**Extracted text**:
The building always makes noises and it has a 400 ton centrifugal chiller and water tower so I expect noise. I just don't expect footsteps. That's what I heard when starting work down in the basement. I was taking readings off a panel when I heard what sounded like a bowling ball directly above me - like the 1st floor. Only the 1st floor is all lobby and loading dock.
I shook it off and finished up and from there went to the elevators. There's four of them all cable drive and the monitoring is shut off. It's a card access to get on so I swiped and pushed up. The #4 car seems to always come first and as expected the green lit "ding" from 4 came up. I walked in that direction when the doors to 4 abruptly closed and...."ding" another set opened to #2. I went ahead and got on the elevator to go to the 12th floor. From there I would climb the steps to the penthouse where the chiller is housed. I pushed 12 and the lights flickered a little as the 80's style abrupt take off gave me a little sweet belly as it gained speed. Too much time went by and I looked up at the floor panel and 6 went by ....then slowly 7. Finally the elevator came to a stop. On 8. Ding.

**Tasks to complete**:
• A. According to the building account, what cooling equipment does the building have?
• B. Decide whether each statement agrees with the building account, answering yes or no and quoting the words of the account that decide it: (i) The 1st floor holds offices. (ii) The building has four elevators. (iii) The elevator ridden up was car #4.
• C. Reproduce the part of the building account starting with "The building always" and going on through "and loading dock.".

**Stored rows**:
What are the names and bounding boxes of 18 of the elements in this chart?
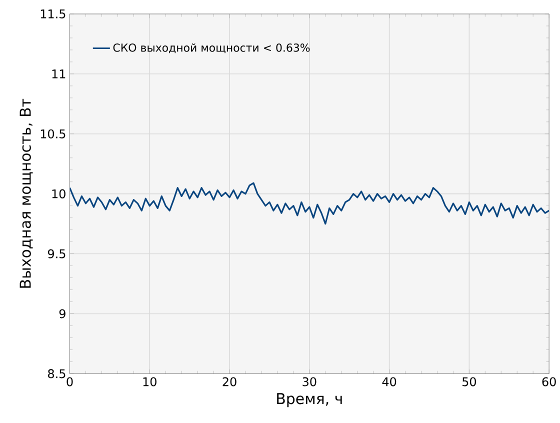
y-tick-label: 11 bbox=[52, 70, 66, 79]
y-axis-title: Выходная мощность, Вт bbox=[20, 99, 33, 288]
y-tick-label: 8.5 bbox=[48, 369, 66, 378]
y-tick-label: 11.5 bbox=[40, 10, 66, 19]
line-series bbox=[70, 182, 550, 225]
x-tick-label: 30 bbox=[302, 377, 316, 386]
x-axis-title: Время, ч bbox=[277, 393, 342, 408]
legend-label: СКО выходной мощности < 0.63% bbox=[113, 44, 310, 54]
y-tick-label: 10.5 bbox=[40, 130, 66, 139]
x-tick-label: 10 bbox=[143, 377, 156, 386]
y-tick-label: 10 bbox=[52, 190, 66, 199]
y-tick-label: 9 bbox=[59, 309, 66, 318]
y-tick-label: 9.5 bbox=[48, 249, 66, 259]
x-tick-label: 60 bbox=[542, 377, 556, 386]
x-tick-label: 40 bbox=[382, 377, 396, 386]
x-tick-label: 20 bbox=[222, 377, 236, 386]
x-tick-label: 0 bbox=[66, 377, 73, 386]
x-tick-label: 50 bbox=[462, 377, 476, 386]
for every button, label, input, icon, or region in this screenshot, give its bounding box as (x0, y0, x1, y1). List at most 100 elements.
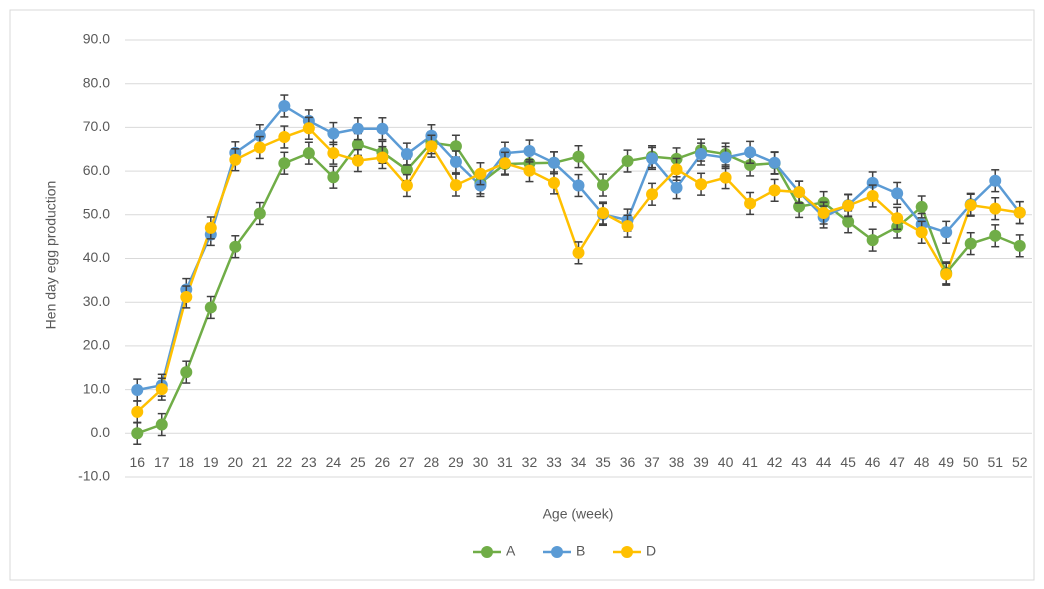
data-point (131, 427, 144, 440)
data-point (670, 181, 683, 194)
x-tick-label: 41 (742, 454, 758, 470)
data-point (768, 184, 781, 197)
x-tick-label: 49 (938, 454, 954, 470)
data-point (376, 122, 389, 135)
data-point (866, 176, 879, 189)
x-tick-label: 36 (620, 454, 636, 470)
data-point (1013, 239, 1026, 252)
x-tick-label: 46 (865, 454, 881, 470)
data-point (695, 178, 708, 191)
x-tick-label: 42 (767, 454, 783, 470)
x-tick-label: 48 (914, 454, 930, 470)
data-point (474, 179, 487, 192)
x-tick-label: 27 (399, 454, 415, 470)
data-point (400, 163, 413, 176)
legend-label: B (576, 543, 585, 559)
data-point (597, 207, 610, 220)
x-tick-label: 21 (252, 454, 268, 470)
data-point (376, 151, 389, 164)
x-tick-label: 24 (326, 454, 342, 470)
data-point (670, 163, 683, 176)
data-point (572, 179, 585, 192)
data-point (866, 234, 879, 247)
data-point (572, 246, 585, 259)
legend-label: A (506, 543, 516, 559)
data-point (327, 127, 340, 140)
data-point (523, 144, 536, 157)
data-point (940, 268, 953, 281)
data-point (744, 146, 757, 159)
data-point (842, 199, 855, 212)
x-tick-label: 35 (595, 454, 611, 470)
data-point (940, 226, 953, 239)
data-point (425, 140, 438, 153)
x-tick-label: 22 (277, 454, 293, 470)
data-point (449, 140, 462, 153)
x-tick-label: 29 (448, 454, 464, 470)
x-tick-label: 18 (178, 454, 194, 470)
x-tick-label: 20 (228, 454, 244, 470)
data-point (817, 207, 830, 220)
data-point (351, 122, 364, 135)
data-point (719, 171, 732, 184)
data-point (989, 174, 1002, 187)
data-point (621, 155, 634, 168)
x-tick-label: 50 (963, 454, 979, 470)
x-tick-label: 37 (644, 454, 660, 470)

**Outputs by task**:
• A. A 400 ton centrifugal chiller and a water tower.

• B.
(i) No: "the 1st floor is all lobby and loading dock."
(ii) Yes: "There's four of them all cable drive"
(iii) No: "the doors to 4 abruptly closed and...."ding" another set opened to #2. I went ahead and got on the elevator"

• C.
The building always makes noises and it has a 400 ton centrifugal chiller and water tower so I expect noise. I just don't expect footsteps. That's what I heard when starting work down in the basement. I was taking readings off a panel when I heard what sounded like a bowling ball directly above me - like the 1st floor. Only the 1st floor is all lobby and loading dock.